- _OBJECTIVE_
Write out all of the lines below, exactly and completely.

- _DATA ENTRIES_
╭──

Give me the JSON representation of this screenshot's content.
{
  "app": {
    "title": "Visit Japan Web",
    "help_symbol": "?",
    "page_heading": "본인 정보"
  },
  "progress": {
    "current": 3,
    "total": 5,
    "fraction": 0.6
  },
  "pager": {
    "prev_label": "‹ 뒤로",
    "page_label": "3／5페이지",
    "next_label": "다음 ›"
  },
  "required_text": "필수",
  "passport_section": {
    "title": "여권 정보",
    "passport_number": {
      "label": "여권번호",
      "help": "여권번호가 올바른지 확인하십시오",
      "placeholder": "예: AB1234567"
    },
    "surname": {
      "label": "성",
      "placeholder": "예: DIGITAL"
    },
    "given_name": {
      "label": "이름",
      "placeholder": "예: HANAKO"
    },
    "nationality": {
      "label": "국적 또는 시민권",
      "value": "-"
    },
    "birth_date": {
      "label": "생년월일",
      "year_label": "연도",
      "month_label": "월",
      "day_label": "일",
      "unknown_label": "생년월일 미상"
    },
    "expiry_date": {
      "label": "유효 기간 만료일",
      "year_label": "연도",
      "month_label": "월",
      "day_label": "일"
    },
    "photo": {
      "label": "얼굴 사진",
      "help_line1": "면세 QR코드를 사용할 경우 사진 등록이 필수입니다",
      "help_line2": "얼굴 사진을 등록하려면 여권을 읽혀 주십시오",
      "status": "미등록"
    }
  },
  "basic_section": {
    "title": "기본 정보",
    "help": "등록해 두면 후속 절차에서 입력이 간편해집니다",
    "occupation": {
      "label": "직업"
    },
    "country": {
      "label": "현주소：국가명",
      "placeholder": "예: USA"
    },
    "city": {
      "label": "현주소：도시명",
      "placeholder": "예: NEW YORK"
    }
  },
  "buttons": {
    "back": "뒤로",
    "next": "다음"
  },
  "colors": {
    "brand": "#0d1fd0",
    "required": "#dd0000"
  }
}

╰──

- _EXERCISE RESULT_
Give me the JSON representation of this screenshot's content.
{
  "app": {
    "title": "Visit Japan Web",
    "help_symbol": "?",
    "page_heading": "본인 정보"
  },
  "progress": {
    "current": 3,
    "total": 5,
    "fraction": 0.6
  },
  "pager": {
    "prev_label": "‹ 뒤로",
    "page_label": "3／5페이지",
    "next_label": "다음 ›"
  },
  "required_text": "필수",
  "passport_section": {
    "title": "여권 정보",
    "passport_number": {
      "label": "여권번호",
      "help": "여권번호가 올바른지 확인하십시오",
      "placeholder": "예: AB1234567"
    },
    "surname": {
      "label": "성",
      "placeholder": "예: DIGITAL"
    },
    "given_name": {
      "label": "이름",
      "placeholder": "예: HANAKO"
    },
    "nationality": {
      "label": "국적 또는 시민권",
      "value": "-"
    },
    "birth_date": {
      "label": "생년월일",
      "year_label": "연도",
      "month_label": "월",
      "day_label": "일",
      "unknown_label": "생년월일 미상"
    },
    "expiry_date": {
      "label": "유효 기간 만료일",
      "year_label": "연도",
      "month_label": "월",
      "day_label": "일"
    },
    "photo": {
      "label": "얼굴 사진",
      "help_line1": "면세 QR코드를 사용할 경우 사진 등록이 필수입니다",
      "help_line2": "얼굴 사진을 등록하려면 여권을 읽혀 주십시오",
      "status": "미등록"
    }
  },
  "basic_section": {
    "title": "기본 정보",
    "help": "등록해 두면 후속 절차에서 입력이 간편해집니다",
    "occupation": {
      "label": "직업"
    },
    "country": {
      "label": "현주소：국가명",
      "placeholder": "예: USA"
    },
    "city": {
      "label": "현주소：도시명",
      "placeholder": "예: NEW YORK"
    }
  },
  "buttons": {
    "back": "뒤로",
    "next": "다음"
  },
  "colors": {
    "brand": "#0d1fd0",
    "required": "#dd0000"
  }
}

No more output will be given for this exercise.